_Goal_: The data below must be copied in full and without any change.

[Entries from a dataset]

.....

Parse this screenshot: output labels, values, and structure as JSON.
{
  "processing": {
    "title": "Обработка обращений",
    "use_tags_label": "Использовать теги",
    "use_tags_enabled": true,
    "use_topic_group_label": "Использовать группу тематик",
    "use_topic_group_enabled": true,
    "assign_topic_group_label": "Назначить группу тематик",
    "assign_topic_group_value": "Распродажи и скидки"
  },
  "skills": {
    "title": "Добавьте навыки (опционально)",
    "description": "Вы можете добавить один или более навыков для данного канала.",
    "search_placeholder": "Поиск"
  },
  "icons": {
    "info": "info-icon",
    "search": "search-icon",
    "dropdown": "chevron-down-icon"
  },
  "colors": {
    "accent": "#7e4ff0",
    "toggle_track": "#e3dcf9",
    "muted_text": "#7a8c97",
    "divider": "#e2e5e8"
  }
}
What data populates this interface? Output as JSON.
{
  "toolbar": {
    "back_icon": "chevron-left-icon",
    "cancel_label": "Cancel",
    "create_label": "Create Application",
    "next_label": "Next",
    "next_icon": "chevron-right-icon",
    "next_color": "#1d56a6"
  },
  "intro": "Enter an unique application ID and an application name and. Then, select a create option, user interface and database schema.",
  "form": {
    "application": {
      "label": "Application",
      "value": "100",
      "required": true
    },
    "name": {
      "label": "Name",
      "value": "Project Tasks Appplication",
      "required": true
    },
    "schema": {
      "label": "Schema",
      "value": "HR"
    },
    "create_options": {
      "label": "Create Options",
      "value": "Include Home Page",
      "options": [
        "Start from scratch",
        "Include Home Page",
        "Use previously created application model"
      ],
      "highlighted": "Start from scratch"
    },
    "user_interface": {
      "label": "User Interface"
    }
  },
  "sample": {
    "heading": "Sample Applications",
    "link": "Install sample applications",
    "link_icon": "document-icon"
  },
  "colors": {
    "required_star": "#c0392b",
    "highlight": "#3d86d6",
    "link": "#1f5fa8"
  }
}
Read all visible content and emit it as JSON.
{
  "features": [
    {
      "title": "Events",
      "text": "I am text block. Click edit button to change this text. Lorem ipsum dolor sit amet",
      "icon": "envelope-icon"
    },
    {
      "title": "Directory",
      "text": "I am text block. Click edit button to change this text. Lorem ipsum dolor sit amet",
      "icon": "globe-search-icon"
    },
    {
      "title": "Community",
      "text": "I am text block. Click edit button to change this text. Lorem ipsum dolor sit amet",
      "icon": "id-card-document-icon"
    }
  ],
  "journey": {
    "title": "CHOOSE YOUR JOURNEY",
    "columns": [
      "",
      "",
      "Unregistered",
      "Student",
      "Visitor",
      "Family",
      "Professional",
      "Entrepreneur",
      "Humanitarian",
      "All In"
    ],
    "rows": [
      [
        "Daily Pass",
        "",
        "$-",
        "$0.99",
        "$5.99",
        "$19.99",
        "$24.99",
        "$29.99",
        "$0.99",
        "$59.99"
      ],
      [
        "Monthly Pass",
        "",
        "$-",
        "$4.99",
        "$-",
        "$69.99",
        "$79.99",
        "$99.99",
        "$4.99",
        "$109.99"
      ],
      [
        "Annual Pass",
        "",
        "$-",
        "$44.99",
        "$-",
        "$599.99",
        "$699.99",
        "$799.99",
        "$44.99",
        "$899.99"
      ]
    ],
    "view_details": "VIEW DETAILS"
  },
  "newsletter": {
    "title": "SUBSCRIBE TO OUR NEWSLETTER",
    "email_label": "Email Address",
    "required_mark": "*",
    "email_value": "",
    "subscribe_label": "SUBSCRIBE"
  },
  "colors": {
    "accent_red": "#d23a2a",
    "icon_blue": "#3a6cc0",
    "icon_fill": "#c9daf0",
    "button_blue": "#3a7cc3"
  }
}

.....

_Expected answer_:
Parse this screenshot: output labels, values, and structure as JSON.
{
  "processing": {
    "title": "Обработка обращений",
    "use_tags_label": "Использовать теги",
    "use_tags_enabled": true,
    "use_topic_group_label": "Использовать группу тематик",
    "use_topic_group_enabled": true,
    "assign_topic_group_label": "Назначить группу тематик",
    "assign_topic_group_value": "Распродажи и скидки"
  },
  "skills": {
    "title": "Добавьте навыки (опционально)",
    "description": "Вы можете добавить один или более навыков для данного канала.",
    "search_placeholder": "Поиск"
  },
  "icons": {
    "info": "info-icon",
    "search": "search-icon",
    "dropdown": "chevron-down-icon"
  },
  "colors": {
    "accent": "#7e4ff0",
    "toggle_track": "#e3dcf9",
    "muted_text": "#7a8c97",
    "divider": "#e2e5e8"
  }
}
What data populates this interface? Output as JSON.
{
  "toolbar": {
    "back_icon": "chevron-left-icon",
    "cancel_label": "Cancel",
    "create_label": "Create Application",
    "next_label": "Next",
    "next_icon": "chevron-right-icon",
    "next_color": "#1d56a6"
  },
  "intro": "Enter an unique application ID and an application name and. Then, select a create option, user interface and database schema.",
  "form": {
    "application": {
      "label": "Application",
      "value": "100",
      "required": true
    },
    "name": {
      "label": "Name",
      "value": "Project Tasks Appplication",
      "required": true
    },
    "schema": {
      "label": "Schema",
      "value": "HR"
    },
    "create_options": {
      "label": "Create Options",
      "value": "Include Home Page",
      "options": [
        "Start from scratch",
        "Include Home Page",
        "Use previously created application model"
      ],
      "highlighted": "Start from scratch"
    },
    "user_interface": {
      "label": "User Interface"
    }
  },
  "sample": {
    "heading": "Sample Applications",
    "link": "Install sample applications",
    "link_icon": "document-icon"
  },
  "colors": {
    "required_star": "#c0392b",
    "highlight": "#3d86d6",
    "link": "#1f5fa8"
  }
}
Read all visible content and emit it as JSON.
{
  "features": [
    {
      "title": "Events",
      "text": "I am text block. Click edit button to change this text. Lorem ipsum dolor sit amet",
      "icon": "envelope-icon"
    },
    {
      "title": "Directory",
      "text": "I am text block. Click edit button to change this text. Lorem ipsum dolor sit amet",
      "icon": "globe-search-icon"
    },
    {
      "title": "Community",
      "text": "I am text block. Click edit button to change this text. Lorem ipsum dolor sit amet",
      "icon": "id-card-document-icon"
    }
  ],
  "journey": {
    "title": "CHOOSE YOUR JOURNEY",
    "columns": [
      "",
      "",
      "Unregistered",
      "Student",
      "Visitor",
      "Family",
      "Professional",
      "Entrepreneur",
      "Humanitarian",
      "All In"
    ],
    "rows": [
      [
        "Daily Pass",
        "",
        "$-",
        "$0.99",
        "$5.99",
        "$19.99",
        "$24.99",
        "$29.99",
        "$0.99",
        "$59.99"
      ],
      [
        "Monthly Pass",
        "",
        "$-",
        "$4.99",
        "$-",
        "$69.99",
        "$79.99",
        "$99.99",
        "$4.99",
        "$109.99"
      ],
      [
        "Annual Pass",
        "",
        "$-",
        "$44.99",
        "$-",
        "$599.99",
        "$699.99",
        "$799.99",
        "$44.99",
        "$899.99"
      ]
    ],
    "view_details": "VIEW DETAILS"
  },
  "newsletter": {
    "title": "SUBSCRIBE TO OUR NEWSLETTER",
    "email_label": "Email Address",
    "required_mark": "*",
    "email_value": "",
    "subscribe_label": "SUBSCRIBE"
  },
  "colors": {
    "accent_red": "#d23a2a",
    "icon_blue": "#3a6cc0",
    "icon_fill": "#c9daf0",
    "button_blue": "#3a7cc3"
  }
}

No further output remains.